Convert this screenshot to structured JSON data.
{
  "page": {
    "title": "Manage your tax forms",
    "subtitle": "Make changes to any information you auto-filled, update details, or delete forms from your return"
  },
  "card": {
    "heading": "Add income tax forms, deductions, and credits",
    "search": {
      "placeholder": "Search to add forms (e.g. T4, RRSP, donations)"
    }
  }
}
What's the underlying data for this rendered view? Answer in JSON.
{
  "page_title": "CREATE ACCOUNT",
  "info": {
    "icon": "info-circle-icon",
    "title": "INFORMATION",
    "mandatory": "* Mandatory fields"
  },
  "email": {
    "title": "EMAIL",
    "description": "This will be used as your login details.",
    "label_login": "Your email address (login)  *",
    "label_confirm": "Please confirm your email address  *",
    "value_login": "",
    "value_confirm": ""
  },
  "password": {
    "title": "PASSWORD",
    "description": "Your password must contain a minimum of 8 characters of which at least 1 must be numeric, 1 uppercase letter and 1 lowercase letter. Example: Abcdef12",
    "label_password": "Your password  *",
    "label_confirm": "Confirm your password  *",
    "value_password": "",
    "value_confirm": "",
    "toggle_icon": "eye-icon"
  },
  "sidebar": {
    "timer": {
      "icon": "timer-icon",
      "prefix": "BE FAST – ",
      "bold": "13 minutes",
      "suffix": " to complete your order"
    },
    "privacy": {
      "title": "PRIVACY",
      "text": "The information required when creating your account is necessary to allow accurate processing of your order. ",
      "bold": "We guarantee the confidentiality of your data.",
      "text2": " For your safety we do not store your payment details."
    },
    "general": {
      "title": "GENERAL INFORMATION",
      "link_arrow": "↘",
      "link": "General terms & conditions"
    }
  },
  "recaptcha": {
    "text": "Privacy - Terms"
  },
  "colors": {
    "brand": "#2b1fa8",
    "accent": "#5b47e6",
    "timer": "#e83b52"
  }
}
···
■ Required work:
Repeat the records above exactly, from the first line to the last.

■ Exercise solution:
Convert this screenshot to structured JSON data.
{
  "page": {
    "title": "Manage your tax forms",
    "subtitle": "Make changes to any information you auto-filled, update details, or delete forms from your return"
  },
  "card": {
    "heading": "Add income tax forms, deductions, and credits",
    "search": {
      "placeholder": "Search to add forms (e.g. T4, RRSP, donations)"
    }
  }
}
What's the underlying data for this rendered view? Answer in JSON.
{
  "page_title": "CREATE ACCOUNT",
  "info": {
    "icon": "info-circle-icon",
    "title": "INFORMATION",
    "mandatory": "* Mandatory fields"
  },
  "email": {
    "title": "EMAIL",
    "description": "This will be used as your login details.",
    "label_login": "Your email address (login)  *",
    "label_confirm": "Please confirm your email address  *",
    "value_login": "",
    "value_confirm": ""
  },
  "password": {
    "title": "PASSWORD",
    "description": "Your password must contain a minimum of 8 characters of which at least 1 must be numeric, 1 uppercase letter and 1 lowercase letter. Example: Abcdef12",
    "label_password": "Your password  *",
    "label_confirm": "Confirm your password  *",
    "value_password": "",
    "value_confirm": "",
    "toggle_icon": "eye-icon"
  },
  "sidebar": {
    "timer": {
      "icon": "timer-icon",
      "prefix": "BE FAST – ",
      "bold": "13 minutes",
      "suffix": " to complete your order"
    },
    "privacy": {
      "title": "PRIVACY",
      "text": "The information required when creating your account is necessary to allow accurate processing of your order. ",
      "bold": "We guarantee the confidentiality of your data.",
      "text2": " For your safety we do not store your payment details."
    },
    "general": {
      "title": "GENERAL INFORMATION",
      "link_arrow": "↘",
      "link": "General terms & conditions"
    }
  },
  "recaptcha": {
    "text": "Privacy - Terms"
  },
  "colors": {
    "brand": "#2b1fa8",
    "accent": "#5b47e6",
    "timer": "#e83b52"
  }
}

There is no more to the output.